**Raw data:**
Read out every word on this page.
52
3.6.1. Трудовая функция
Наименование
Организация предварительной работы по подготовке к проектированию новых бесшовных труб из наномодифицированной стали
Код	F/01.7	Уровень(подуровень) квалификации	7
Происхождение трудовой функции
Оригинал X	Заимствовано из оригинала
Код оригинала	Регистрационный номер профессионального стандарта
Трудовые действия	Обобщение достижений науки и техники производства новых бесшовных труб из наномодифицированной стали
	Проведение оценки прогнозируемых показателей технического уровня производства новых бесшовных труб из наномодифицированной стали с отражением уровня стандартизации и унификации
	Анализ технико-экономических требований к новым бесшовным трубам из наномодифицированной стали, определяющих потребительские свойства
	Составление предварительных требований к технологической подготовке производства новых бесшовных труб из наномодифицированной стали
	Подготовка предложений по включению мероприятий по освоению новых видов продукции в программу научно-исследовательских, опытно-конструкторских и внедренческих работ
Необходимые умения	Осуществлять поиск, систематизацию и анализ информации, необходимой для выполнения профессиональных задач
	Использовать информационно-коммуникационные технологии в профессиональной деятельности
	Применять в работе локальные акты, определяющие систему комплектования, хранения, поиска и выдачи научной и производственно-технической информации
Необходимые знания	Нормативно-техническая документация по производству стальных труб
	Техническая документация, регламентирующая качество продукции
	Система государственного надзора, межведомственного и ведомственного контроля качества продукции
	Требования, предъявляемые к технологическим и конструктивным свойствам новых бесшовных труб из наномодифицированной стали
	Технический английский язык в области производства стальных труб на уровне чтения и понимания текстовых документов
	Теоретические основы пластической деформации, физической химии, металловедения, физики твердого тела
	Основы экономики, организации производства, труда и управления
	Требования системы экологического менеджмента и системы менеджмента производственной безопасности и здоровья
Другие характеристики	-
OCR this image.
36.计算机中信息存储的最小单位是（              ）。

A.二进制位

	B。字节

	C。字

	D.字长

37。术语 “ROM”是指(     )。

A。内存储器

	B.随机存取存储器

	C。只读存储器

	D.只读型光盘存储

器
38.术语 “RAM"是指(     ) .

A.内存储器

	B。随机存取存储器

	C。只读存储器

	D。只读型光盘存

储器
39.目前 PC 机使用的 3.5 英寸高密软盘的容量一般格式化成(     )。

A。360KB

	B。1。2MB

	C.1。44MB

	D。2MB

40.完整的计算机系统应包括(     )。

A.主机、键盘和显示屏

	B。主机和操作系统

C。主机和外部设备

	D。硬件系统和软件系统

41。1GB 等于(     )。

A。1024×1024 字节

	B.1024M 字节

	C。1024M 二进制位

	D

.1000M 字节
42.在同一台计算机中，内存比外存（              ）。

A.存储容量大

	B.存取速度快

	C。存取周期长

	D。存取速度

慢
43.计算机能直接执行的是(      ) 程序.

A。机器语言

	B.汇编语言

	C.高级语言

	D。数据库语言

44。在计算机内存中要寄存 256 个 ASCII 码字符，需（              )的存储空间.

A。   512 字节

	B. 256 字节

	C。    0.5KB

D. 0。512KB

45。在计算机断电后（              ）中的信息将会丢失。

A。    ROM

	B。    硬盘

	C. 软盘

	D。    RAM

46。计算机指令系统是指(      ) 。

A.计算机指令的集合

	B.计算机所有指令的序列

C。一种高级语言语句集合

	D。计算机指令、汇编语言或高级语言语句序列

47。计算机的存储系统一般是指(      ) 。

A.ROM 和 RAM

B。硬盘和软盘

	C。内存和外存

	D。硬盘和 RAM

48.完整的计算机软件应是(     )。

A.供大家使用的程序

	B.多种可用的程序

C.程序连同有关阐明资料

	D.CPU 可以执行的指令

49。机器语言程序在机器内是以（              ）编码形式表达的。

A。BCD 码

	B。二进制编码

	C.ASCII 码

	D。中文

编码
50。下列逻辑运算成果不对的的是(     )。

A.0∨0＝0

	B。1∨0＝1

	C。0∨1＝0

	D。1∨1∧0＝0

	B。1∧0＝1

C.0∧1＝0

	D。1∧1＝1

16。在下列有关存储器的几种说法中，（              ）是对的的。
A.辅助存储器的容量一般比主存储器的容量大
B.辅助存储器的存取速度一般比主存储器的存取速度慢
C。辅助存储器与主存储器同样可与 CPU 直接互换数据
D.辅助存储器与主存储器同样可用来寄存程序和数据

**Work required:** Pull out each record as written and restate it exactly.

**Solution:**
Read out every word on this page.
52
3.6.1. Трудовая функция
Наименование
Организация предварительной работы по подготовке к проектированию новых бесшовных труб из наномодифицированной стали
Код	F/01.7	Уровень(подуровень) квалификации	7
Происхождение трудовой функции
Оригинал X	Заимствовано из оригинала
Код оригинала	Регистрационный номер профессионального стандарта
Трудовые действия	Обобщение достижений науки и техники производства новых бесшовных труб из наномодифицированной стали
	Проведение оценки прогнозируемых показателей технического уровня производства новых бесшовных труб из наномодифицированной стали с отражением уровня стандартизации и унификации
	Анализ технико-экономических требований к новым бесшовным трубам из наномодифицированной стали, определяющих потребительские свойства
	Составление предварительных требований к технологической подготовке производства новых бесшовных труб из наномодифицированной стали
	Подготовка предложений по включению мероприятий по освоению новых видов продукции в программу научно-исследовательских, опытно-конструкторских и внедренческих работ
Необходимые умения	Осуществлять поиск, систематизацию и анализ информации, необходимой для выполнения профессиональных задач
	Использовать информационно-коммуникационные технологии в профессиональной деятельности
	Применять в работе локальные акты, определяющие систему комплектования, хранения, поиска и выдачи научной и производственно-технической информации
Необходимые знания	Нормативно-техническая документация по производству стальных труб
	Техническая документация, регламентирующая качество продукции
	Система государственного надзора, межведомственного и ведомственного контроля качества продукции
	Требования, предъявляемые к технологическим и конструктивным свойствам новых бесшовных труб из наномодифицированной стали
	Технический английский язык в области производства стальных труб на уровне чтения и понимания текстовых документов
	Теоретические основы пластической деформации, физической химии, металловедения, физики твердого тела
	Основы экономики, организации производства, труда и управления
	Требования системы экологического менеджмента и системы менеджмента производственной безопасности и здоровья
Другие характеристики	-
OCR this image.
36.计算机中信息存储的最小单位是（              ）。

A.二进制位

	B。字节

	C。字

	D.字长

37。术语 “ROM”是指(     )。

A。内存储器

	B.随机存取存储器

	C。只读存储器

	D.只读型光盘存储

器
38.术语 “RAM"是指(     ) .

A.内存储器

	B。随机存取存储器

	C。只读存储器

	D。只读型光盘存

储器
39.目前 PC 机使用的 3.5 英寸高密软盘的容量一般格式化成(     )。

A。360KB

	B。1。2MB

	C.1。44MB

	D。2MB

40.完整的计算机系统应包括(     )。

A.主机、键盘和显示屏

	B。主机和操作系统

C。主机和外部设备

	D。硬件系统和软件系统

41。1GB 等于(     )。

A。1024×1024 字节

	B.1024M 字节

	C。1024M 二进制位

	D

.1000M 字节
42.在同一台计算机中，内存比外存（              ）。

A.存储容量大

	B.存取速度快

	C。存取周期长

	D。存取速度

慢
43.计算机能直接执行的是(      ) 程序.

A。机器语言

	B.汇编语言

	C.高级语言

	D。数据库语言

44。在计算机内存中要寄存 256 个 ASCII 码字符，需（              )的存储空间.

A。   512 字节

	B. 256 字节

	C。    0.5KB

D. 0。512KB

45。在计算机断电后（              ）中的信息将会丢失。

A。    ROM

	B。    硬盘

	C. 软盘

	D。    RAM

46。计算机指令系统是指(      ) 。

A.计算机指令的集合

	B.计算机所有指令的序列

C。一种高级语言语句集合

	D。计算机指令、汇编语言或高级语言语句序列

47。计算机的存储系统一般是指(      ) 。

A.ROM 和 RAM

B。硬盘和软盘

	C。内存和外存

	D。硬盘和 RAM

48.完整的计算机软件应是(     )。

A.供大家使用的程序

	B.多种可用的程序

C.程序连同有关阐明资料

	D.CPU 可以执行的指令

49。机器语言程序在机器内是以（              ）编码形式表达的。

A。BCD 码

	B。二进制编码

	C.ASCII 码

	D。中文

编码
50。下列逻辑运算成果不对的的是(     )。

A.0∨0＝0

	B。1∨0＝1

	C。0∨1＝0

	D。1∨1∧0＝0

	B。1∧0＝1

C.0∧1＝0

	D。1∧1＝1

16。在下列有关存储器的几种说法中，（              ）是对的的。
A.辅助存储器的容量一般比主存储器的容量大
B.辅助存储器的存取速度一般比主存储器的存取速度慢
C。辅助存储器与主存储器同样可与 CPU 直接互换数据
D.辅助存储器与主存储器同样可用来寄存程序和数据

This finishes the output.